▶ [GIVEN TASK]:
Answer with a number only: how many lines of the data contain "detail"?

— BEGIN DATA TO USE —

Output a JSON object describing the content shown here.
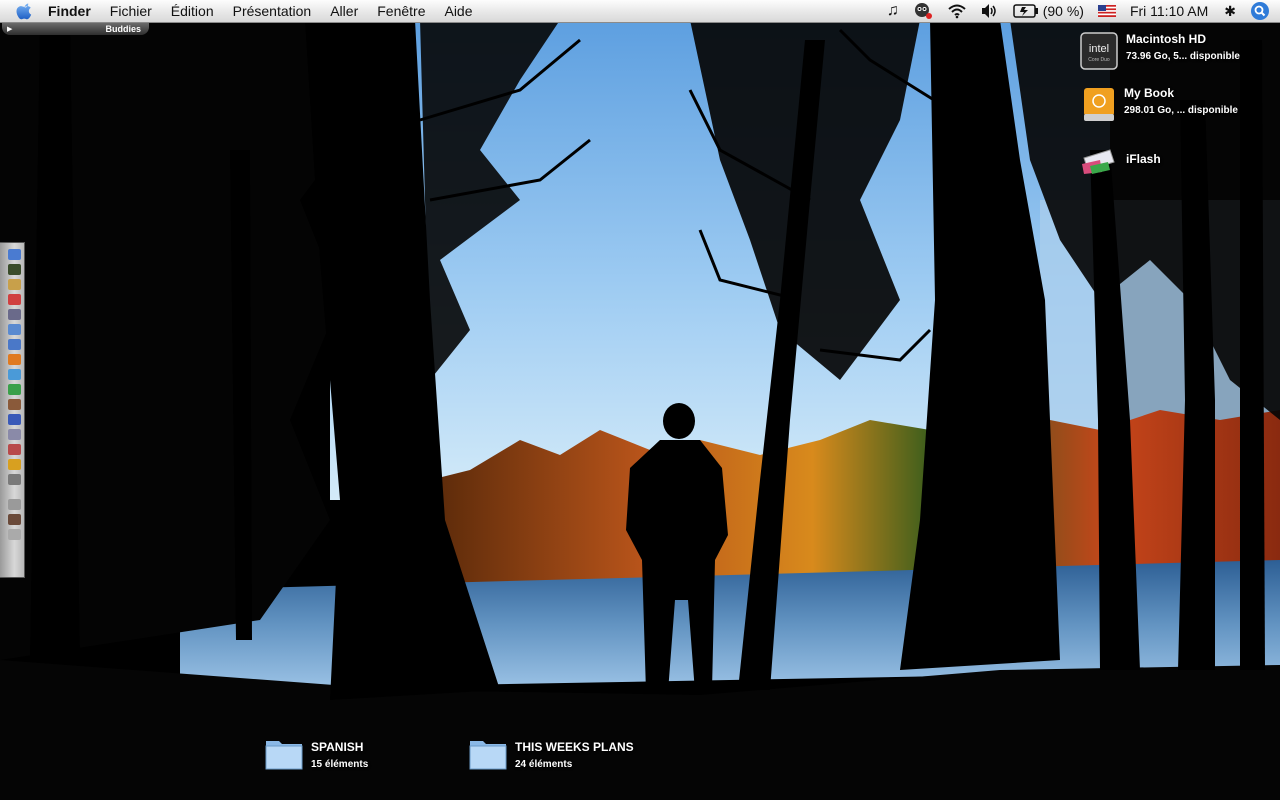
{
  "menubar": {
    "app_name": "Finder",
    "menus": [
      "Fichier",
      "Édition",
      "Présentation",
      "Aller",
      "Fenêtre",
      "Aide"
    ],
    "battery_text": "(90 %)",
    "clock": "Fri 11:10 AM",
    "status_icons": [
      "music-note-icon",
      "robot-icon",
      "wifi-icon",
      "volume-icon",
      "battery-icon",
      "us-flag-icon",
      "bluetooth-icon",
      "spotlight-icon"
    ]
  },
  "buddies": {
    "label": "Buddies"
  },
  "volumes": [
    {
      "name": "Macintosh HD",
      "detail": "73.96 Go, 5... disponible",
      "icon": "intel-hard-drive-icon"
    },
    {
      "name": "My Book",
      "detail": "298.01 Go, ... disponible",
      "icon": "external-drive-icon"
    },
    {
      "name": "iFlash",
      "detail": "",
      "icon": "flash-drive-icon"
    }
  ],
  "folders": [
    {
      "name": "SPANISH",
      "detail": "15 éléments",
      "icon": "folder-icon"
    },
    {
      "name": "THIS WEEKS PLANS",
      "detail": "24 éléments",
      "icon": "folder-icon"
    }
  ],
  "dock": {
    "items": [
      "finder-icon",
      "dashboard-icon",
      "address-book-icon",
      "ical-icon",
      "system-prefs-icon",
      "preview-icon",
      "mail-icon",
      "firefox-icon",
      "safari-icon",
      "chat-icon",
      "photo-icon",
      "itunes-icon",
      "network-icon",
      "scissors-icon",
      "money-icon",
      "calculator-icon",
      "folder-stack-icon",
      "media-icon",
      "trash-icon"
    ],
    "colors": [
      "#4a7bd1",
      "#3a4c2a",
      "#c8a04a",
      "#d04040",
      "#6a6a8a",
      "#5a8ad0",
      "#4a78c8",
      "#e07a20",
      "#4a9ad8",
      "#3aa04a",
      "#8a5a3a",
      "#3a5ab8",
      "#8a8aa8",
      "#b84a4a",
      "#d8a020",
      "#7a7a7a",
      "#9a9a9a",
      "#6a4a3a",
      "#aaaaaa"
    ]
  }
}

— END DATA TO USE —

▶ [COMPLETED TASK]:
5